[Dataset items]
"""

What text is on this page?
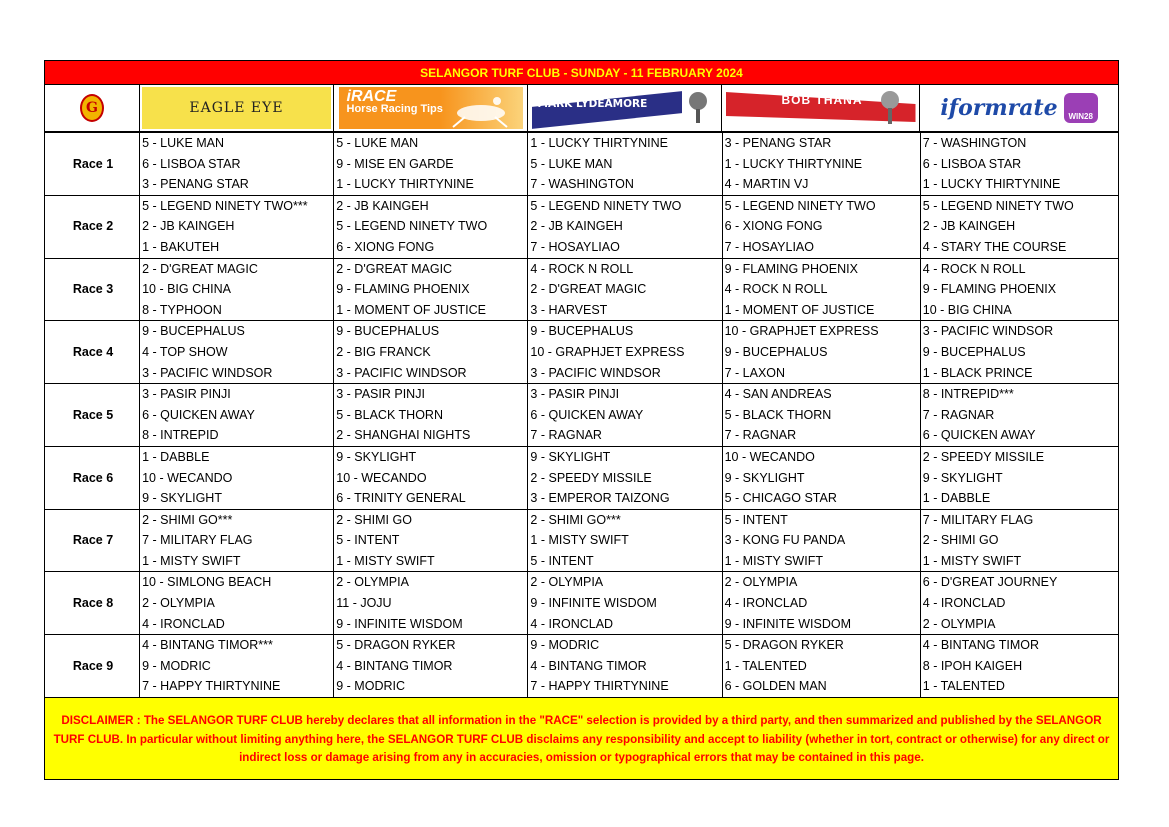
SELANGOR TURF CLUB - SUNDAY - 11 FEBRUARY 2024
G	EAGLE EYE
iRACE
Horse Racing Tips	MARK LYDEAMORE	BOB THANA	iformrate	WIN28
Race 1	5 - LUKE MAN	5 - LUKE MAN	1 - LUCKY THIRTYNINE	3 - PENANG STAR	7 - WASHINGTON
	6 - LISBOA STAR	9 - MISE EN GARDE	5 - LUKE MAN	1 - LUCKY THIRTYNINE	6 - LISBOA STAR
	3 - PENANG STAR	1 - LUCKY THIRTYNINE	7 - WASHINGTON	4 - MARTIN VJ	1 - LUCKY THIRTYNINE
Race 2	5 - LEGEND NINETY TWO***	2 - JB KAINGEH	5 - LEGEND NINETY TWO	5 - LEGEND NINETY TWO	5 - LEGEND NINETY TWO
	2 - JB KAINGEH	5 - LEGEND NINETY TWO	2 - JB KAINGEH	6 - XIONG FONG	2 - JB KAINGEH
	1 - BAKUTEH	6 - XIONG FONG	7 - HOSAYLIAO	7 - HOSAYLIAO	4 - STARY THE COURSE
Race 3	2 - D'GREAT MAGIC	2 - D'GREAT MAGIC	4 - ROCK N ROLL	9 - FLAMING PHOENIX	4 - ROCK N ROLL
	10 - BIG CHINA	9 - FLAMING PHOENIX	2 - D'GREAT MAGIC	4 - ROCK N ROLL	9 - FLAMING PHOENIX
	8 - TYPHOON	1 - MOMENT OF JUSTICE	3 - HARVEST	1 - MOMENT OF JUSTICE	10 - BIG CHINA
Race 4	9 - BUCEPHALUS	9 - BUCEPHALUS	9 - BUCEPHALUS	10 - GRAPHJET EXPRESS	3 - PACIFIC WINDSOR
	4 - TOP SHOW	2 - BIG FRANCK	10 - GRAPHJET EXPRESS	9 - BUCEPHALUS	9 - BUCEPHALUS
	3 - PACIFIC WINDSOR	3 - PACIFIC WINDSOR	3 - PACIFIC WINDSOR	7 - LAXON	1 - BLACK PRINCE
Race 5	3 - PASIR PINJI	3 - PASIR PINJI	3 - PASIR PINJI	4 - SAN ANDREAS	8 - INTREPID***
	6 - QUICKEN AWAY	5 - BLACK THORN	6 - QUICKEN AWAY	5 - BLACK THORN	7 - RAGNAR
	8 - INTREPID	2 - SHANGHAI NIGHTS	7 - RAGNAR	7 - RAGNAR	6 - QUICKEN AWAY
Race 6	1 - DABBLE	9 - SKYLIGHT	9 - SKYLIGHT	10 - WECANDO	2 - SPEEDY MISSILE
	10 - WECANDO	10 - WECANDO	2 - SPEEDY MISSILE	9 - SKYLIGHT	9 - SKYLIGHT
	9 - SKYLIGHT	6 - TRINITY GENERAL	3 - EMPEROR TAIZONG	5 - CHICAGO STAR	1 - DABBLE
Race 7	2 - SHIMI GO***	2 - SHIMI GO	2 - SHIMI GO***	5 - INTENT	7 - MILITARY FLAG
	7 - MILITARY FLAG	5 - INTENT	1 - MISTY SWIFT	3 - KONG FU PANDA	2 - SHIMI GO
	1 - MISTY SWIFT	1 - MISTY SWIFT	5 - INTENT	1 - MISTY SWIFT	1 - MISTY SWIFT
Race 8	10 - SIMLONG BEACH	2 - OLYMPIA	2 - OLYMPIA	2 - OLYMPIA	6 - D'GREAT JOURNEY
	2 - OLYMPIA	11 - JOJU	9 - INFINITE WISDOM	4 - IRONCLAD	4 - IRONCLAD
	4 - IRONCLAD	9 - INFINITE WISDOM	4 - IRONCLAD	9 - INFINITE WISDOM	2 - OLYMPIA
Race 9	4 - BINTANG TIMOR***	5 - DRAGON RYKER	9 - MODRIC	5 - DRAGON RYKER	4 - BINTANG TIMOR
	9 - MODRIC	4 - BINTANG TIMOR	4 - BINTANG TIMOR	1 - TALENTED	8 - IPOH KAIGEH
	7 - HAPPY THIRTYNINE	9 - MODRIC	7 - HAPPY THIRTYNINE	6 - GOLDEN MAN	1 - TALENTED
DISCLAIMER : The SELANGOR TURF CLUB hereby declares that all information in the "RACE" selection is provided by a third party, and then summarized and published by the SELANGOR TURF CLUB. In particular without limiting anything here, the SELANGOR TURF CLUB disclaims any responsibility and accept to liability (whether in tort, contract or otherwise) for any direct or indirect loss or damage arising from any in accuracies, omission or typographical errors that may be contained in this page.
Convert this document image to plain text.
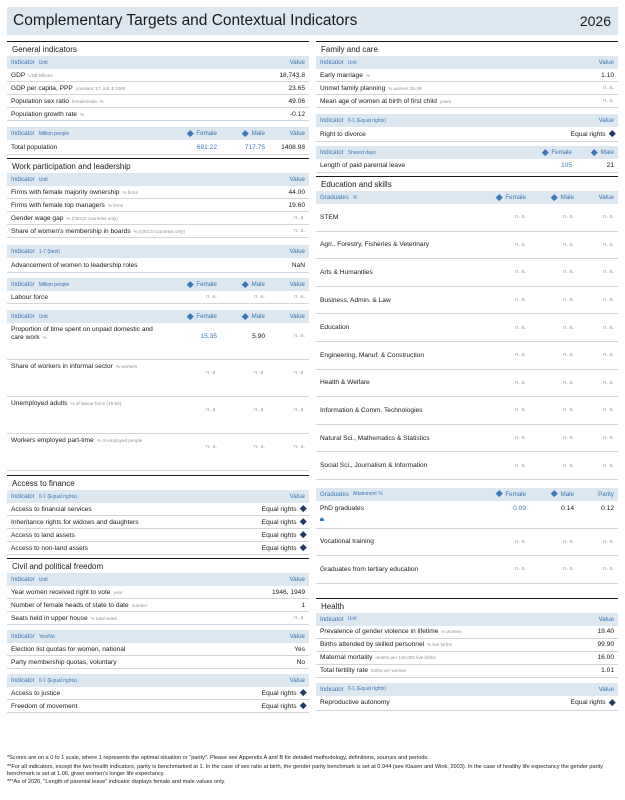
Complementary Targets and Contextual Indicators	2026
General indicators
Indicator Unit	Value
GDP US$ billions	18,743.8
GDP per capita, PPP constant '17, intl. $ 1000	23.65
Population sex ratio female/male, %	49.06
Population growth rate %	-0.12
Indicator Million people	Female	Male	Value
Total population	691.22	717.75	1408.98
Work participation and leadership
Indicator Unit	Value
Firms with female majority ownership % firms	44.00
Firms with female top managers % firms	19.60
Gender wage gap % (OECD countries only)	n. a.
Share of women's membership in boards % (OECD countries only)	n. a.
Indicator 1-7 (best)	Value
Advancement of women to leadership roles	NaN
Indicator Million people	Female	Male	Value
Labour force	n. a.	n. a.	n. a.
Indicator Unit	Female	Male	Value
Proportion of time spent on unpaid domestic and care work %	15.35	5.90	n. a.
Share of workers in informal sector % workers
n. a.	n. a.	n. a.
Unemployed adults % of labour force (15-64)
n. a.	n. a.	n. a.
Workers employed part-time % of employed people
n. a.	n. a.	n. a.
Access to finance
Indicator 0-1 (Equal rights)	Value
Access to financial services	Equal rights
Inheritance rights for widows and daughters	Equal rights
Access to land assets	Equal rights
Access to non-land assets	Equal rights
Civil and political freedom
Indicator Unit	Value
Year women received right to vote year	1946, 1949
Number of female heads of state to date number	1
Seats held in upper house % total seats	n. a.
Indicator Yes/No	Value
Election list quotas for women, national	Yes
Party membership quotas, voluntary	No
Indicator 0-1 (Equal rights)	Value
Access to justice	Equal rights
Freedom of movement	Equal rights
Family and care
Indicator Unit	Value
Early marriage %	1.10
Unmet family planning % women 15-49	n. a.
Mean age of women at birth of first child years	n. a.
Indicator 0-1 (Equal rights)	Value
Right to divorce	Equal rights
Indicator Shared days	Female	Male
Length of paid parental leave	105	21
Education and skills
Graduates %	Female	Male	Value
STEM	n. a.	n. a.	n. a.
Agri., Forestry, Fisheries & Veterinary	n. a.	n. a.	n. a.
Arts & Humanities	n. a.	n. a.	n. a.
Business, Admin. & Law	n. a.	n. a.	n. a.
Education	n. a.	n. a.	n. a.
Engineering, Manuf. & Construction	n. a.	n. a.	n. a.
Health & Welfare	n. a.	n. a.	n. a.
Information & Comm. Technologies	n. a.	n. a.	n. a.
Natural Sci., Mathematics & Statistics	n. a.	n. a.	n. a.
Social Sci., Journalism & Information	n. a.	n. a.	n. a.
Graduates Attainment %	Female	Male	Parity
PhD graduates	0.09	0.14	0.12
Vocational training	n. a.	n. a.	n. a.
Graduates from tertiary education	n. a.	n. a.	n. a.
Health
Indicator Unit	Value
Prevalence of gender violence in lifetime % women	19.40
Births attended by skilled personnel % live births	99.90
Maternal mortality deaths per 100,000 live births	16.00
Total fertility rate births per woman	1.01
Indicator 0-1 (Equal rights)	Value
Reproductive autonomy	Equal rights
*Scores are on a 0 to 1 scale, where 1 represents the optimal situation or "parity". Please see Appendix A and B for detailed methodology, definitions, sources and periods.
**For all indicators, except the two health indicators, parity is benchmarked at 1. In the case of sex ratio at birth, the gender parity benchmark is set at 0.944 (see Klasen and Wink, 2003). In the case of healthy life expectancy the gender parity benchmark is set at 1.06, given women's longer life expectancy.
***As of 2026, "Length of parental leave" indicator displays female and male values only.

"""

REQUIREMENTS
List the lines that contain the word "IRONCLAD".

EXERCISE ANSWER
	2 - OLYMPIA	11 - JOJU	9 - INFINITE WISDOM	4 - IRONCLAD	4 - IRONCLAD
	4 - IRONCLAD	9 - INFINITE WISDOM	4 - IRONCLAD	9 - INFINITE WISDOM	2 - OLYMPIA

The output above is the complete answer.